-- begin --

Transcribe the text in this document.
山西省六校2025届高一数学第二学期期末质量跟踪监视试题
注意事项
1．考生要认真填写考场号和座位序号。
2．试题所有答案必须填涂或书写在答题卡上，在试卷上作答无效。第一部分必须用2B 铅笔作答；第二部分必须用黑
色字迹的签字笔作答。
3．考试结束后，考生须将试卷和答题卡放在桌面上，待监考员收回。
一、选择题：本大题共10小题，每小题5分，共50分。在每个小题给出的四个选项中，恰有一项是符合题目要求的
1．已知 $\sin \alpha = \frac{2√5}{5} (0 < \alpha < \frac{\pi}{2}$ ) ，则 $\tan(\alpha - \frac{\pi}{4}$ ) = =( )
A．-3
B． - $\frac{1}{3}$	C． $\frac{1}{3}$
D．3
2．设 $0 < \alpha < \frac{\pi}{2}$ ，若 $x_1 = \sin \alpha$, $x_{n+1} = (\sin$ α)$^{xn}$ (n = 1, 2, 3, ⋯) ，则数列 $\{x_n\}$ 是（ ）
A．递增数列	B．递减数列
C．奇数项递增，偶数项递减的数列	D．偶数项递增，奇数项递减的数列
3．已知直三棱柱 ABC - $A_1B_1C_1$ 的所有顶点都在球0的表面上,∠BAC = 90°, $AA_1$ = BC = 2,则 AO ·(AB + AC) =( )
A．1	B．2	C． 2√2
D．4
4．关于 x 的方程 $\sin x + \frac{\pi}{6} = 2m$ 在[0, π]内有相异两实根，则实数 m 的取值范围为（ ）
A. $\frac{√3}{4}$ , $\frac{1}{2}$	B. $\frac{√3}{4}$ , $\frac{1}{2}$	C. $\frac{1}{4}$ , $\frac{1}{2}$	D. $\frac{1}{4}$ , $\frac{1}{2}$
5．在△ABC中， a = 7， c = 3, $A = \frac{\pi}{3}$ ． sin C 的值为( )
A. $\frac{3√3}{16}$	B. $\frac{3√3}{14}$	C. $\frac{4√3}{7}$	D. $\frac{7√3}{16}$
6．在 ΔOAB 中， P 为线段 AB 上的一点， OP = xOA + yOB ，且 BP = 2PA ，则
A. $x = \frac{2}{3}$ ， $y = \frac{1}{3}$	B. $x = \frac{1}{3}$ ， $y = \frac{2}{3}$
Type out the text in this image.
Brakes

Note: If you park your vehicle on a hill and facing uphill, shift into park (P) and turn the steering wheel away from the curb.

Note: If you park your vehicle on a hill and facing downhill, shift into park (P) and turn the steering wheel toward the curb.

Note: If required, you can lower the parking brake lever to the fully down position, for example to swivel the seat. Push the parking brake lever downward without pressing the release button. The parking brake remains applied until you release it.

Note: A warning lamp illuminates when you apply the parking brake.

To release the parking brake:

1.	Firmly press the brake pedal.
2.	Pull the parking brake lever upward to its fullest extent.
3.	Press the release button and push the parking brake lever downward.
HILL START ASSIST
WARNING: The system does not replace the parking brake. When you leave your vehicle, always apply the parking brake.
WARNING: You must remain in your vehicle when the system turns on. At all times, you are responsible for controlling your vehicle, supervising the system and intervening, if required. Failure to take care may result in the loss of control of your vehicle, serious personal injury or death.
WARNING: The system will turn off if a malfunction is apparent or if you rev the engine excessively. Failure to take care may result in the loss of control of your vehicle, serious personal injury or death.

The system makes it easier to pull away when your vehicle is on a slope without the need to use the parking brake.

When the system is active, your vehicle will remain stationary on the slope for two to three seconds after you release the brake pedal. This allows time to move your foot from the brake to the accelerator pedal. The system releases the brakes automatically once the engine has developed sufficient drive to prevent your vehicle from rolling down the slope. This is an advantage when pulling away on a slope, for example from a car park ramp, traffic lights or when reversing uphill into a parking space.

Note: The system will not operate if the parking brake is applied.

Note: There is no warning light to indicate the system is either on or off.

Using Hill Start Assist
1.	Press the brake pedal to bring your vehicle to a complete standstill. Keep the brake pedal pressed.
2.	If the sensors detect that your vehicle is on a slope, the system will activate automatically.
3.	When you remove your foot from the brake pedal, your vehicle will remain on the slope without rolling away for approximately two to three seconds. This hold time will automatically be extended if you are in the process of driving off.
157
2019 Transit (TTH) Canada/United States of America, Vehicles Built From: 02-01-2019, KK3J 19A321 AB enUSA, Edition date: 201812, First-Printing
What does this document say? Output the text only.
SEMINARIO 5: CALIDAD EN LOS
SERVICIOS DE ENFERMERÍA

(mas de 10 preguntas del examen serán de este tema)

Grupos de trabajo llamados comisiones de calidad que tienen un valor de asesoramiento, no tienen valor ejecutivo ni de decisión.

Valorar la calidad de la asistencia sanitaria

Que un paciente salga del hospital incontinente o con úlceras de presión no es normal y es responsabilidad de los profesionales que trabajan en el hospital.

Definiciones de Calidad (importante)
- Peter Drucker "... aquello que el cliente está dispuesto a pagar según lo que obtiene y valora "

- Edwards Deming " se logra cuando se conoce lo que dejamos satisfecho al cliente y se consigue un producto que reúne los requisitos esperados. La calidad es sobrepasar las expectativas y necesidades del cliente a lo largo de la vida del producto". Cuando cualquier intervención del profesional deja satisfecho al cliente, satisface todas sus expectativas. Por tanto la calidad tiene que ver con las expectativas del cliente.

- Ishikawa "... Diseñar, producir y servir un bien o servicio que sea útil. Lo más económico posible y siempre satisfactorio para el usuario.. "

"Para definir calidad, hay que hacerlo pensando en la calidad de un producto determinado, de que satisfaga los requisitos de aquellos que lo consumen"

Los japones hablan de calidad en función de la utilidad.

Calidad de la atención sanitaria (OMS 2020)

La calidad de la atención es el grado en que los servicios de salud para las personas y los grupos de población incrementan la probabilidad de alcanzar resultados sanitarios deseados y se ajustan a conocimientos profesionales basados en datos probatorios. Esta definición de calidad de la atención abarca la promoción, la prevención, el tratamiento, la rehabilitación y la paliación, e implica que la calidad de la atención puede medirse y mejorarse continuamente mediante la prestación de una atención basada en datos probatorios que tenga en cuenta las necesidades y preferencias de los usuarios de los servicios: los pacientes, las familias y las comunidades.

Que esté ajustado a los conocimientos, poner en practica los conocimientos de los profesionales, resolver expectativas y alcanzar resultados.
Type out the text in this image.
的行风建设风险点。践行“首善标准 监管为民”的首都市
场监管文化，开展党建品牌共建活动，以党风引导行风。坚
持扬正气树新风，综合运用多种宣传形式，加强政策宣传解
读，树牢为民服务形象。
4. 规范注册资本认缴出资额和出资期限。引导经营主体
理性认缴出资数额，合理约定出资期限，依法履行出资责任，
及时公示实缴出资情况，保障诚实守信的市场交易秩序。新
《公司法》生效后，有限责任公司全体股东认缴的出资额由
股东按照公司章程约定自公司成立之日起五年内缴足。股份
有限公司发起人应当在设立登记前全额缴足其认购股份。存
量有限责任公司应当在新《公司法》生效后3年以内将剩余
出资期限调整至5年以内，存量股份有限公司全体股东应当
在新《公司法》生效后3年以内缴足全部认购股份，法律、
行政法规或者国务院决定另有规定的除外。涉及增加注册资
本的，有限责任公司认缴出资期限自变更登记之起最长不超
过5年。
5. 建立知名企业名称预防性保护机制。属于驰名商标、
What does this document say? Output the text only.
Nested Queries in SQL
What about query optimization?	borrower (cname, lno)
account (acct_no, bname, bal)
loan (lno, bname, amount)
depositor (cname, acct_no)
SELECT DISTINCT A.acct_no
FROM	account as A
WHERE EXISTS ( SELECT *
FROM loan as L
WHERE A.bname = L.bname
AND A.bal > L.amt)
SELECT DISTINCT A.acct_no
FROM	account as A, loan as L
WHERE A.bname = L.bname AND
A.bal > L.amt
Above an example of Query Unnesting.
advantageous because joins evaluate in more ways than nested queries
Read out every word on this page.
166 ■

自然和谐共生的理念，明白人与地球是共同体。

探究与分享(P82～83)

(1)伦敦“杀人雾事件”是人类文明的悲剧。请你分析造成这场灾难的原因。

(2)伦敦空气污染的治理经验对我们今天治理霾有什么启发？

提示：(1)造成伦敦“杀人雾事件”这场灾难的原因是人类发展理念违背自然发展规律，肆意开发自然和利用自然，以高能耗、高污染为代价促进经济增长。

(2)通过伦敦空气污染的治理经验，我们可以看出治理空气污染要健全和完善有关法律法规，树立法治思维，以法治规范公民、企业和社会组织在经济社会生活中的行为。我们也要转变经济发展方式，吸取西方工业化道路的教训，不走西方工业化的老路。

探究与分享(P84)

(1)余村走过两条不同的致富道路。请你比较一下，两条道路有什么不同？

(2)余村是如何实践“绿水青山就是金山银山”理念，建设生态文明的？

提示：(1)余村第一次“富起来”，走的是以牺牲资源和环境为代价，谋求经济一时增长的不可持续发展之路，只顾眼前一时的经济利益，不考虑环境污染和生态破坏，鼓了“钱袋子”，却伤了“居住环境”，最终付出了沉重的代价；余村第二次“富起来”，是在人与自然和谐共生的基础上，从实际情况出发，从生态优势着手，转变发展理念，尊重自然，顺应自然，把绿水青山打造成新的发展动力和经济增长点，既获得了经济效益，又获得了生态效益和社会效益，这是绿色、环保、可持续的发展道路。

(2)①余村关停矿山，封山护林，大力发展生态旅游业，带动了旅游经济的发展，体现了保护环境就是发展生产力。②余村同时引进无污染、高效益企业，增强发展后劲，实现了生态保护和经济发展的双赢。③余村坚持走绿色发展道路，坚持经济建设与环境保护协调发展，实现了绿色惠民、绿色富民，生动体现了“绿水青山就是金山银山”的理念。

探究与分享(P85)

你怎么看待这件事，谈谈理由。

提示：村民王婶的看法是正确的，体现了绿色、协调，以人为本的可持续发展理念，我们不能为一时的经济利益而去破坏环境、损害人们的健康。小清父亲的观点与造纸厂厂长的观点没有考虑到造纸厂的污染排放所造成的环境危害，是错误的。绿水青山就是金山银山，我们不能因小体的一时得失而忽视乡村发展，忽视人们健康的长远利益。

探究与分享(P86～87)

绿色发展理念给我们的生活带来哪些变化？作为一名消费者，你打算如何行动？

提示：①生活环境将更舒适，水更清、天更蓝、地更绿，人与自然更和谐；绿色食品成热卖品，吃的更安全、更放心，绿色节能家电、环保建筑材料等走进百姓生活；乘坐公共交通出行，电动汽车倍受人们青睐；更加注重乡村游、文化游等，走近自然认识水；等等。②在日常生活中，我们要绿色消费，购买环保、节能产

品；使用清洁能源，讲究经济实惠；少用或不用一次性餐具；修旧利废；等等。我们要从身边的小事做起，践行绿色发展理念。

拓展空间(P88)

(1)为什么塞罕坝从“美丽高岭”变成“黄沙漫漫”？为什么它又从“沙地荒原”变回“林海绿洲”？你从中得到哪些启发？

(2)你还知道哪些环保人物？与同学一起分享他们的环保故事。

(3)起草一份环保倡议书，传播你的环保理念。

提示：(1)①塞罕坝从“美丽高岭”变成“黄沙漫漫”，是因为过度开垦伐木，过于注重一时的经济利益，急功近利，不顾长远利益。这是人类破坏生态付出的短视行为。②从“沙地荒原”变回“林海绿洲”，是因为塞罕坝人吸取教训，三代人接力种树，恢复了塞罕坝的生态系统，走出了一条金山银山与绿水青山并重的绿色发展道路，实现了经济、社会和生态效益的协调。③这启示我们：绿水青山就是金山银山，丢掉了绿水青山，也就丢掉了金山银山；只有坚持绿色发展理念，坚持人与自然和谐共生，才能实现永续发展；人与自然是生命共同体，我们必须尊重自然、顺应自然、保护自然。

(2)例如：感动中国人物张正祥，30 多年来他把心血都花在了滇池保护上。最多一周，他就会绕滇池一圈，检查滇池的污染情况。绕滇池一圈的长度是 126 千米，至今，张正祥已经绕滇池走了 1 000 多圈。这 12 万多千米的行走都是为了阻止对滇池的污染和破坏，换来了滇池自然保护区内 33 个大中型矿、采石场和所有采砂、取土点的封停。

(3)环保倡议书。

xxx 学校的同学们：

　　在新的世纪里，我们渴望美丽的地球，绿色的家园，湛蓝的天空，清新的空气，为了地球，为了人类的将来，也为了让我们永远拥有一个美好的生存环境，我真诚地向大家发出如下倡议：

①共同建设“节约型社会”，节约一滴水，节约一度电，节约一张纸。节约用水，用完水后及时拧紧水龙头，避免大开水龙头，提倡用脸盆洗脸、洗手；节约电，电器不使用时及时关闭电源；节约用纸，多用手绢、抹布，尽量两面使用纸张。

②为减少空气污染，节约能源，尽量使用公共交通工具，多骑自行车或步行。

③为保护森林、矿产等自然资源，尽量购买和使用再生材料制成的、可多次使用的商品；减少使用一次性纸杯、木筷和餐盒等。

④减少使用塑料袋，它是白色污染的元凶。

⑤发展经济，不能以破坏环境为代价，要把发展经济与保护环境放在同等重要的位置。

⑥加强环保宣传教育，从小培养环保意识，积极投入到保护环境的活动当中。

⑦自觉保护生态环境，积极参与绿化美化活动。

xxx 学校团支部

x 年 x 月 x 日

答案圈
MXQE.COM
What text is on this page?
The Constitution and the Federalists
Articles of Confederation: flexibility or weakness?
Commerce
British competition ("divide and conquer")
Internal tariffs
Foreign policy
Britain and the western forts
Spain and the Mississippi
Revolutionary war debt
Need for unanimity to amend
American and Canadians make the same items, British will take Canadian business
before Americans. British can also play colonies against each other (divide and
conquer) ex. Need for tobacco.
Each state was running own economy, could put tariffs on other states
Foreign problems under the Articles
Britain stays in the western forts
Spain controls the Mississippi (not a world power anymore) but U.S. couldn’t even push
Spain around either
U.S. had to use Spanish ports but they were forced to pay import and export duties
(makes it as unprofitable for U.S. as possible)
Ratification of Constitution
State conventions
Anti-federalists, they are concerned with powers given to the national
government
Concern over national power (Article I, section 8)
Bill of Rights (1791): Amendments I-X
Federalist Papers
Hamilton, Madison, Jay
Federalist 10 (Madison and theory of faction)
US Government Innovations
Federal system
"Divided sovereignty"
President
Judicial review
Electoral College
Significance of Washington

-- end --

_Exercise prompt_
Gather every line from the listing above in which "care" appears, and copy those lines.

_Written solution_
WARNING: You must remain in your vehicle when the system turns on. At all times, you are responsible for controlling your vehicle, supervising the system and intervening, if required. Failure to take care may result in the loss of control of your vehicle, serious personal injury or death.
WARNING: The system will turn off if a malfunction is apparent or if you rev the engine excessively. Failure to take care may result in the loss of control of your vehicle, serious personal injury or death.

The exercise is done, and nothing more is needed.